- _LISTED RECORDS_
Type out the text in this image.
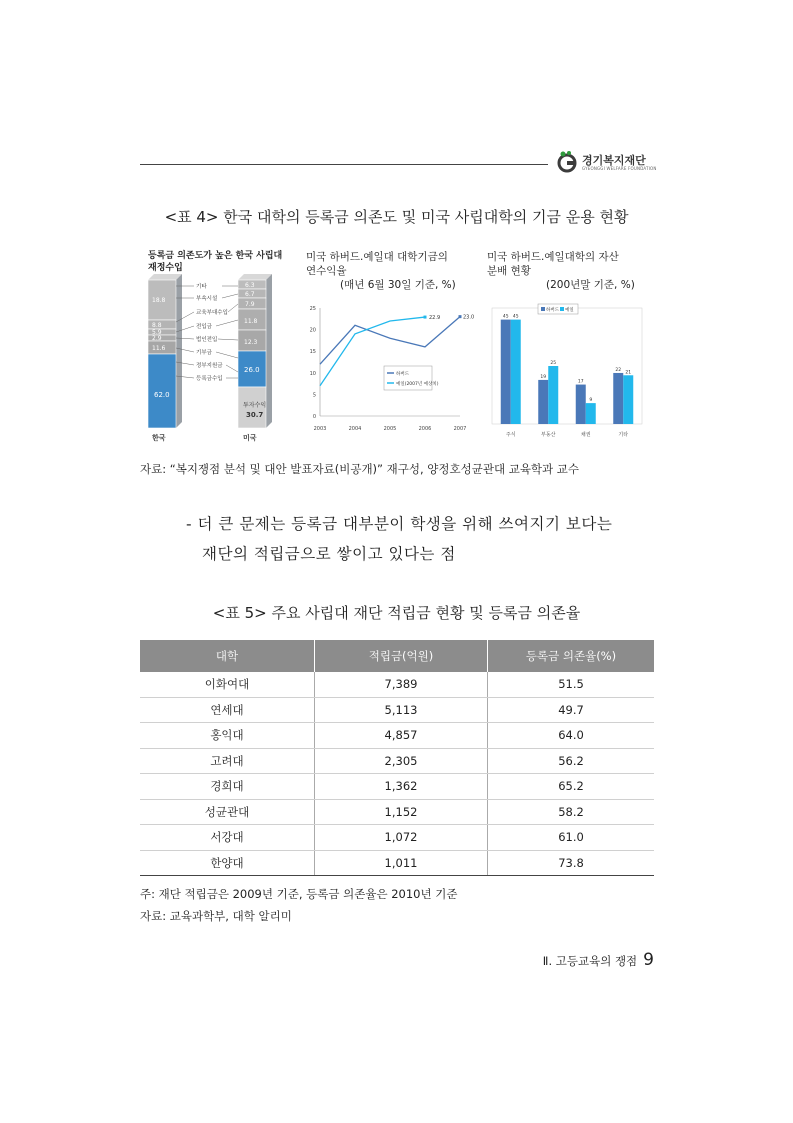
경기복지재단
GYEONGGI WELFARE FOUNDATION
<표 4> 한국 대학의 등록금 의존도 및 미국 사립대학의 기금 운용 현황
등록금 의존도가 높은 한국 사립대
재정수입
18.8
8.8
5.9
2.9
11.6
62.0
6.3
6.7
7.9
11.8
12.3
26.0
투자수익
30.7
기타
부속시설
교육부대수입
전입금
법인전입
기부금
정부지원금
등록금수입
한국	미국
미국 하버드.예일대 대학기금의
연수익율
(매년 6월 30일 기준, %)
0
5
10
15
20
25
2003	2004	2005	2006	2007
23.0
22.9
하버드
예일(2007년 예상치)
미국 하버드.예일대학의 자산
분배 현황
(200년말 기준, %)
45 45
주식
19
25
부동산
17
9
채권
22 21
기타
하버드 예일
자료: “복지쟁점 분석 및 대안 발표자료(비공개)” 재구성, 양정호성균관대 교육학과 교수
- 더 큰 문제는 등록금 대부분이 학생을 위해 쓰여지기 보다는
재단의 적립금으로 쌓이고 있다는 점
<표 5> 주요 사립대 재단 적립금 현황 및 등록금 의존율
대학	적립금(억원)	등록금 의존율(%)
이화여대	7,389	51.5
연세대	5,113	49.7
홍익대	4,857	64.0
고려대	2,305	56.2
경희대	1,362	65.2
성균관대	1,152	58.2
서강대	1,072	61.0
한양대	1,011	73.8
주: 재단 적립금은 2009년 기준, 등록금 의존율은 2010년 기준
자료: 교육과학부, 대학 알리미
Ⅱ. 고등교육의 쟁점 9
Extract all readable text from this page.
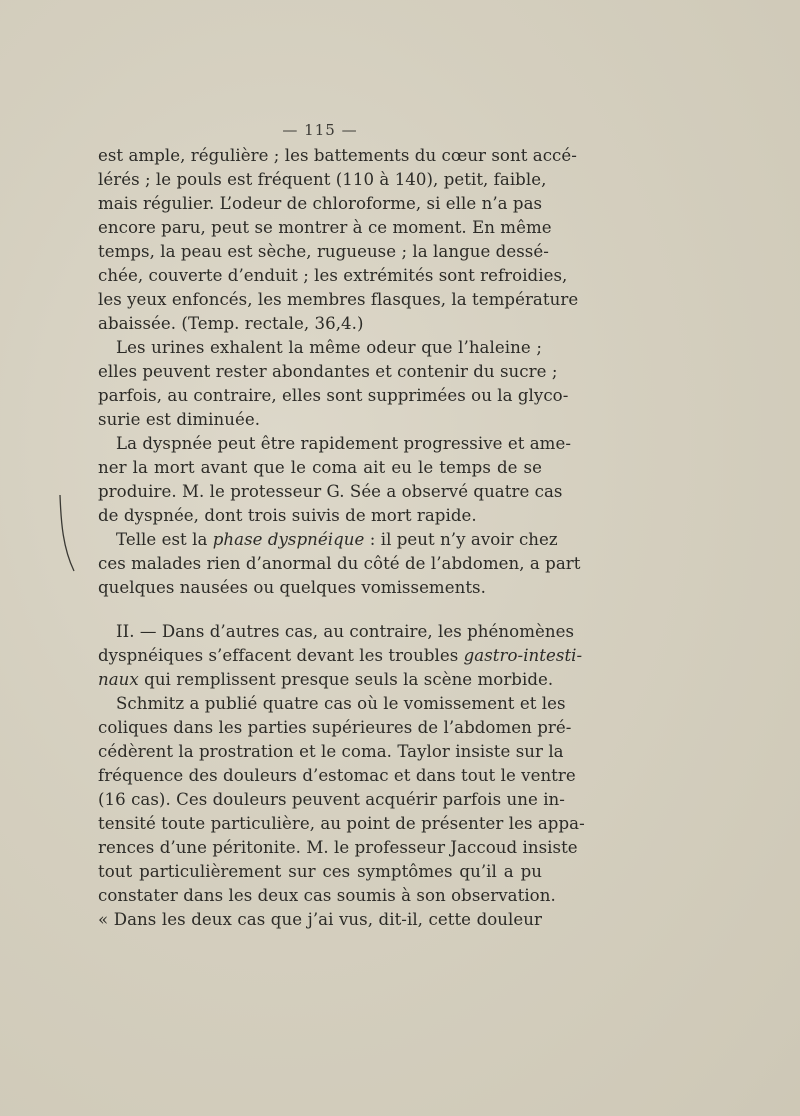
— 115 —
est ample, régulière ; les battements du cœur sont accé-
lérés ; le pouls est fréquent (110 à 140), petit, faible,
mais régulier. L’odeur de chloroforme, si elle n’a pas
encore paru, peut se montrer à ce moment. En même
temps, la peau est sèche, rugueuse ; la langue dessé-
chée, couverte d’enduit ; les extrémités sont refroidies,
les yeux enfoncés, les membres flasques, la température
abaissée. (Temp. rectale, 36,4.)
Les urines exhalent la même odeur que l’haleine ;
elles peuvent rester abondantes et contenir du sucre ;
parfois, au contraire, elles sont supprimées ou la glyco-
surie est diminuée.
La dyspnée peut être rapidement progressive et ame-
ner la mort avant que le coma ait eu le temps de se
produire. M. le protesseur G. Sée a observé quatre cas
de dyspnée, dont trois suivis de mort rapide.
Telle est la phase dyspnéique : il peut n’y avoir chez
ces malades rien d’anormal du côté de l’abdomen, a part
quelques nausées ou quelques vomissements.
II. — Dans d’autres cas, au contraire, les phénomènes
dyspnéiques s’effacent devant les troubles gastro-intesti-
naux qui remplissent presque seuls la scène morbide.
Schmitz a publié quatre cas où le vomissement et les
coliques dans les parties supérieures de l’abdomen pré-
cédèrent la prostration et le coma. Taylor insiste sur la
fréquence des douleurs d’estomac et dans tout le ventre
(16 cas). Ces douleurs peuvent acquérir parfois une in-
tensité toute particulière, au point de présenter les appa-
rences d’une péritonite. M. le professeur Jaccoud insiste
tout particulièrement sur ces symptômes qu’il a pu
constater dans les deux cas soumis à son observation.
« Dans les deux cas que j’ai vus, dit-il, cette douleur
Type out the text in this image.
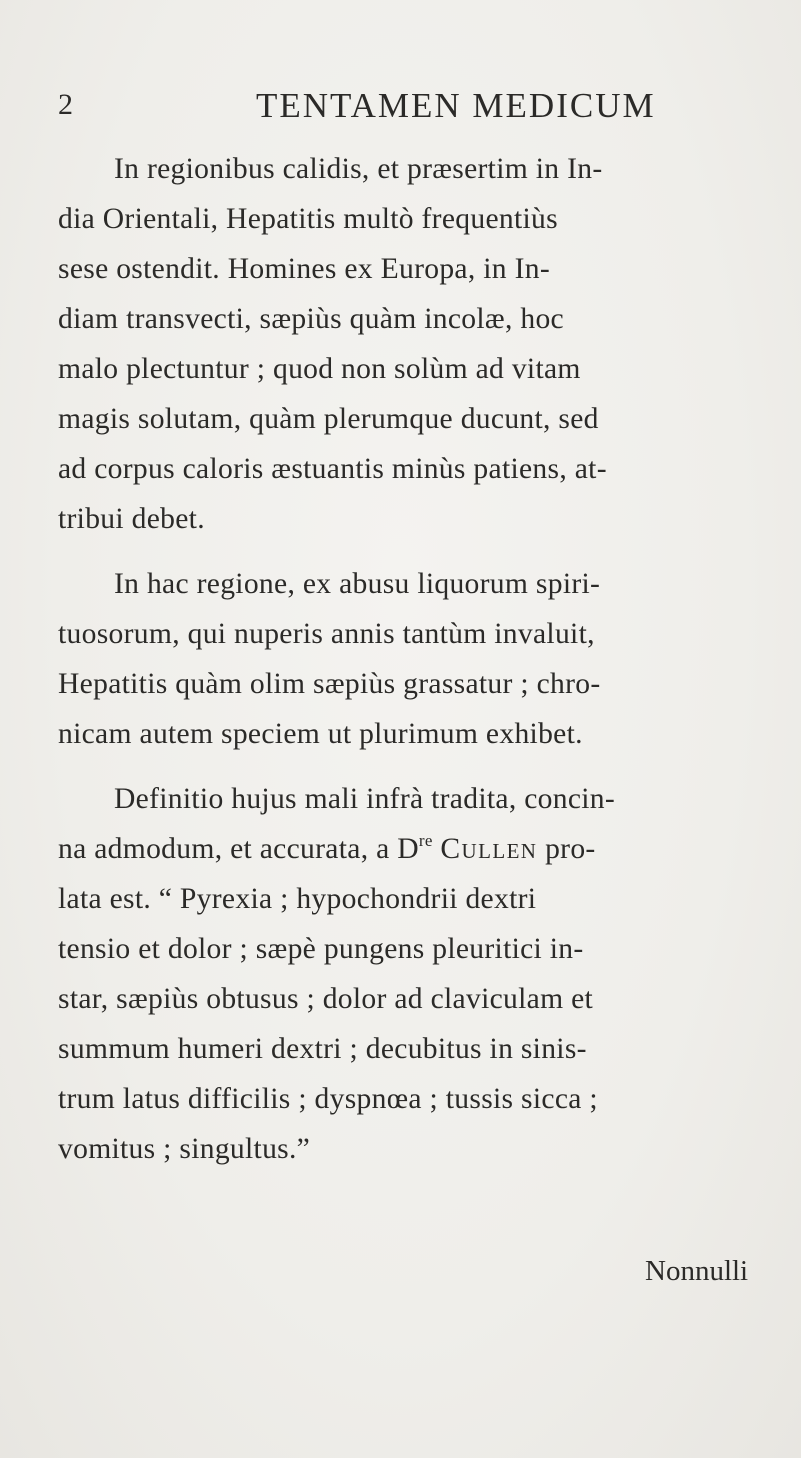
2	TENTAMEN MEDICUM
In regionibus calidis, et præsertim in In-
dia Orientali, Hepatitis multò frequentiùs
sese ostendit. Homines ex Europa, in In-
diam transvecti, sæpiùs quàm incolæ, hoc
malo plectuntur ; quod non solùm ad vitam
magis solutam, quàm plerumque ducunt, sed
ad corpus caloris æstuantis minùs patiens, at-
tribui debet.
In hac regione, ex abusu liquorum spiri-
tuosorum, qui nuperis annis tantùm invaluit,
Hepatitis quàm olim sæpiùs grassatur ; chro-
nicam autem speciem ut plurimum exhibet.
Definitio hujus mali infrà tradita, concin-
na admodum, et accurata, a Dre Cullen pro-
lata est. “ Pyrexia ; hypochondrii dextri
tensio et dolor ; sæpè pungens pleuritici in-
star, sæpiùs obtusus ; dolor ad claviculam et
summum humeri dextri ; decubitus in sinis-
trum latus difficilis ; dyspnœa ; tussis sicca ;
vomitus ; singultus.”
Nonnulli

- _TASK BRIEF_
Lines from the records above that hold "dextri" are the ones to list.

- _EXERCISE SOLUTION_
lata est. “ Pyrexia ; hypochondrii dextri
summum humeri dextri ; decubitus in sinis-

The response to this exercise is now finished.